▶ _JOB_
Transcribe the entries below exactly.

Stored records

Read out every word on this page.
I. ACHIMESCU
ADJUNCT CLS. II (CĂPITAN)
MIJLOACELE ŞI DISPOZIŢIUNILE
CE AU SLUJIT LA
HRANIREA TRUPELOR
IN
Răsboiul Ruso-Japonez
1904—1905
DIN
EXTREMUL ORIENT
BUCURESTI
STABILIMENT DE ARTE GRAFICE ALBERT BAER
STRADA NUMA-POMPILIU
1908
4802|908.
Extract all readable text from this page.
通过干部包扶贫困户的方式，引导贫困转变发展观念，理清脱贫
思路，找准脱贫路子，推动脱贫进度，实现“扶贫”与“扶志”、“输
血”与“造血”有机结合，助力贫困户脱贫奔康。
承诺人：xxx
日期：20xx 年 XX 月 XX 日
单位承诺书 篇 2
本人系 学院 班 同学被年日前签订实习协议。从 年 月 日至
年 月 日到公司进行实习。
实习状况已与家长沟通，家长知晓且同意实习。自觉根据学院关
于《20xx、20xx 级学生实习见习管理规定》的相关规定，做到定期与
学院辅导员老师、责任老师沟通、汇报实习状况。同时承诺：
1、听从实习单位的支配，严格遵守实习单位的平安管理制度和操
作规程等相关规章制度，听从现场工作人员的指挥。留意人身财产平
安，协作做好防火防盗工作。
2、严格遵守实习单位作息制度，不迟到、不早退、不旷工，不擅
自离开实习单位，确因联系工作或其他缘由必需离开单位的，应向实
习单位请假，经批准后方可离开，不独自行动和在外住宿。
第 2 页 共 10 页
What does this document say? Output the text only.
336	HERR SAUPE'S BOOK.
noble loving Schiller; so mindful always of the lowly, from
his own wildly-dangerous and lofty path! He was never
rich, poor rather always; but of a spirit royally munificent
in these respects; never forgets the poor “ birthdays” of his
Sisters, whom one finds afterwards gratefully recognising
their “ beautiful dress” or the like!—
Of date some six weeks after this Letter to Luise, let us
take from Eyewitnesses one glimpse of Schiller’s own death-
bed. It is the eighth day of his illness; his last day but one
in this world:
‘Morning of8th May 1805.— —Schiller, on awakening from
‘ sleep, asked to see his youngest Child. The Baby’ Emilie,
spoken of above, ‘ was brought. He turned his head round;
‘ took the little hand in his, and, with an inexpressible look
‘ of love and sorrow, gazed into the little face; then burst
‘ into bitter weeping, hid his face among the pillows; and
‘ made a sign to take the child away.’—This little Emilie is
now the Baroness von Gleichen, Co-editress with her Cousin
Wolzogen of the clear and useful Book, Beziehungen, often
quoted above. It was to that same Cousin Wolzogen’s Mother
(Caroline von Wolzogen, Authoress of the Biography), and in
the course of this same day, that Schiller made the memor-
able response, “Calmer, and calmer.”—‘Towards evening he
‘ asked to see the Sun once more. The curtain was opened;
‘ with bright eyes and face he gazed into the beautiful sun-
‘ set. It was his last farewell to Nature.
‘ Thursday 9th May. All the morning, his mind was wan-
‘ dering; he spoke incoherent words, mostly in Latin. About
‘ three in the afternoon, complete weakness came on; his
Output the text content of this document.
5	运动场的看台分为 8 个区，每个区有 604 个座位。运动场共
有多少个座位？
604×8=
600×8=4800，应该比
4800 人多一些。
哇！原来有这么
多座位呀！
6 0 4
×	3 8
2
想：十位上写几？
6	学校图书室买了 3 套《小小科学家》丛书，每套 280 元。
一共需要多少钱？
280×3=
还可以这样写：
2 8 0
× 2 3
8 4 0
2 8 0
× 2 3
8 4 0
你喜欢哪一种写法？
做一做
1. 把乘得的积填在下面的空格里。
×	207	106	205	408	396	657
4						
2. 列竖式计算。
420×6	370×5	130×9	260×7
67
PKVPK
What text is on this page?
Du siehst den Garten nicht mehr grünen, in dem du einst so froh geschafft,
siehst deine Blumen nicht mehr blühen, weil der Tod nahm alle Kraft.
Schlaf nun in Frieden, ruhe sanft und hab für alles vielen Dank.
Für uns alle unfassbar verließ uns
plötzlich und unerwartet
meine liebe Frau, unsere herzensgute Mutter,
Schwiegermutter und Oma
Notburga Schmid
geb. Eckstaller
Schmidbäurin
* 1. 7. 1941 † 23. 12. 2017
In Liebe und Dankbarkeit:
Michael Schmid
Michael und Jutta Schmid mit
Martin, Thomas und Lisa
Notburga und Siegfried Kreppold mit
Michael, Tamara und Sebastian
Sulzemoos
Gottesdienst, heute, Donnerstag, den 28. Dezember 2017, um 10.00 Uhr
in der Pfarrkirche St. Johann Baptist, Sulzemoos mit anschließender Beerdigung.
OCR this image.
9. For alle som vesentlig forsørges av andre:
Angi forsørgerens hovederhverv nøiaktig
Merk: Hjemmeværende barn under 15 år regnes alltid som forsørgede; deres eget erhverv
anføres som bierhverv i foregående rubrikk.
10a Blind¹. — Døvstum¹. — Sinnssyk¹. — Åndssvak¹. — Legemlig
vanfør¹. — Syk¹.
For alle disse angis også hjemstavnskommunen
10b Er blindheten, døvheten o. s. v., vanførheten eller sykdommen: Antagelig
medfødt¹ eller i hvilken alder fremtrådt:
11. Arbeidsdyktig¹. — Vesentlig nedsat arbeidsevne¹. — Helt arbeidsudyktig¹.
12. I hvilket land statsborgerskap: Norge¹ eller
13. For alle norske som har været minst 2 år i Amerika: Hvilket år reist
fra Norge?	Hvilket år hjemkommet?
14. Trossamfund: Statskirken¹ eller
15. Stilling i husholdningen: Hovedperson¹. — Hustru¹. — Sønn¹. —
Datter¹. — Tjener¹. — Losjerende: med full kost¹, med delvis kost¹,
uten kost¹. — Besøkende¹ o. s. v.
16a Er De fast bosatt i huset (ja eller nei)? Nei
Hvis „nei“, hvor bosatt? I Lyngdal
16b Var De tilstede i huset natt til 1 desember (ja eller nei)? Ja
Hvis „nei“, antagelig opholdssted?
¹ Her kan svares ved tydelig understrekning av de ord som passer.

▶ _RESPONSE TO THE TASK_
Read out every word on this page.
I. ACHIMESCU
ADJUNCT CLS. II (CĂPITAN)
MIJLOACELE ŞI DISPOZIŢIUNILE
CE AU SLUJIT LA
HRANIREA TRUPELOR
IN
Răsboiul Ruso-Japonez
1904—1905
DIN
EXTREMUL ORIENT
BUCURESTI
STABILIMENT DE ARTE GRAFICE ALBERT BAER
STRADA NUMA-POMPILIU
1908
4802|908.
Extract all readable text from this page.
通过干部包扶贫困户的方式，引导贫困转变发展观念，理清脱贫
思路，找准脱贫路子，推动脱贫进度，实现“扶贫”与“扶志”、“输
血”与“造血”有机结合，助力贫困户脱贫奔康。
承诺人：xxx
日期：20xx 年 XX 月 XX 日
单位承诺书 篇 2
本人系 学院 班 同学被年日前签订实习协议。从 年 月 日至
年 月 日到公司进行实习。
实习状况已与家长沟通，家长知晓且同意实习。自觉根据学院关
于《20xx、20xx 级学生实习见习管理规定》的相关规定，做到定期与
学院辅导员老师、责任老师沟通、汇报实习状况。同时承诺：
1、听从实习单位的支配，严格遵守实习单位的平安管理制度和操
作规程等相关规章制度，听从现场工作人员的指挥。留意人身财产平
安，协作做好防火防盗工作。
2、严格遵守实习单位作息制度，不迟到、不早退、不旷工，不擅
自离开实习单位，确因联系工作或其他缘由必需离开单位的，应向实
习单位请假，经批准后方可离开，不独自行动和在外住宿。
第 2 页 共 10 页
What does this document say? Output the text only.
336	HERR SAUPE'S BOOK.
noble loving Schiller; so mindful always of the lowly, from
his own wildly-dangerous and lofty path! He was never
rich, poor rather always; but of a spirit royally munificent
in these respects; never forgets the poor “ birthdays” of his
Sisters, whom one finds afterwards gratefully recognising
their “ beautiful dress” or the like!—
Of date some six weeks after this Letter to Luise, let us
take from Eyewitnesses one glimpse of Schiller’s own death-
bed. It is the eighth day of his illness; his last day but one
in this world:
‘Morning of8th May 1805.— —Schiller, on awakening from
‘ sleep, asked to see his youngest Child. The Baby’ Emilie,
spoken of above, ‘ was brought. He turned his head round;
‘ took the little hand in his, and, with an inexpressible look
‘ of love and sorrow, gazed into the little face; then burst
‘ into bitter weeping, hid his face among the pillows; and
‘ made a sign to take the child away.’—This little Emilie is
now the Baroness von Gleichen, Co-editress with her Cousin
Wolzogen of the clear and useful Book, Beziehungen, often
quoted above. It was to that same Cousin Wolzogen’s Mother
(Caroline von Wolzogen, Authoress of the Biography), and in
the course of this same day, that Schiller made the memor-
able response, “Calmer, and calmer.”—‘Towards evening he
‘ asked to see the Sun once more. The curtain was opened;
‘ with bright eyes and face he gazed into the beautiful sun-
‘ set. It was his last farewell to Nature.
‘ Thursday 9th May. All the morning, his mind was wan-
‘ dering; he spoke incoherent words, mostly in Latin. About
‘ three in the afternoon, complete weakness came on; his
Output the text content of this document.
5	运动场的看台分为 8 个区，每个区有 604 个座位。运动场共
有多少个座位？
604×8=
600×8=4800，应该比
4800 人多一些。
哇！原来有这么
多座位呀！
6 0 4
×	3 8
2
想：十位上写几？
6	学校图书室买了 3 套《小小科学家》丛书，每套 280 元。
一共需要多少钱？
280×3=
还可以这样写：
2 8 0
× 2 3
8 4 0
2 8 0
× 2 3
8 4 0
你喜欢哪一种写法？
做一做
1. 把乘得的积填在下面的空格里。
×	207	106	205	408	396	657
4						
2. 列竖式计算。
420×6	370×5	130×9	260×7
67
PKVPK
What text is on this page?
Du siehst den Garten nicht mehr grünen, in dem du einst so froh geschafft,
siehst deine Blumen nicht mehr blühen, weil der Tod nahm alle Kraft.
Schlaf nun in Frieden, ruhe sanft und hab für alles vielen Dank.
Für uns alle unfassbar verließ uns
plötzlich und unerwartet
meine liebe Frau, unsere herzensgute Mutter,
Schwiegermutter und Oma
Notburga Schmid
geb. Eckstaller
Schmidbäurin
* 1. 7. 1941 † 23. 12. 2017
In Liebe und Dankbarkeit:
Michael Schmid
Michael und Jutta Schmid mit
Martin, Thomas und Lisa
Notburga und Siegfried Kreppold mit
Michael, Tamara und Sebastian
Sulzemoos
Gottesdienst, heute, Donnerstag, den 28. Dezember 2017, um 10.00 Uhr
in der Pfarrkirche St. Johann Baptist, Sulzemoos mit anschließender Beerdigung.
OCR this image.
9. For alle som vesentlig forsørges av andre:
Angi forsørgerens hovederhverv nøiaktig
Merk: Hjemmeværende barn under 15 år regnes alltid som forsørgede; deres eget erhverv
anføres som bierhverv i foregående rubrikk.
10a Blind¹. — Døvstum¹. — Sinnssyk¹. — Åndssvak¹. — Legemlig
vanfør¹. — Syk¹.
For alle disse angis også hjemstavnskommunen
10b Er blindheten, døvheten o. s. v., vanførheten eller sykdommen: Antagelig
medfødt¹ eller i hvilken alder fremtrådt:
11. Arbeidsdyktig¹. — Vesentlig nedsat arbeidsevne¹. — Helt arbeidsudyktig¹.
12. I hvilket land statsborgerskap: Norge¹ eller
13. For alle norske som har været minst 2 år i Amerika: Hvilket år reist
fra Norge?	Hvilket år hjemkommet?
14. Trossamfund: Statskirken¹ eller
15. Stilling i husholdningen: Hovedperson¹. — Hustru¹. — Sønn¹. —
Datter¹. — Tjener¹. — Losjerende: med full kost¹, med delvis kost¹,
uten kost¹. — Besøkende¹ o. s. v.
16a Er De fast bosatt i huset (ja eller nei)? Nei
Hvis „nei“, hvor bosatt? I Lyngdal
16b Var De tilstede i huset natt til 1 desember (ja eller nei)? Ja
Hvis „nei“, antagelig opholdssted?
¹ Her kan svares ved tydelig understrekning av de ord som passer.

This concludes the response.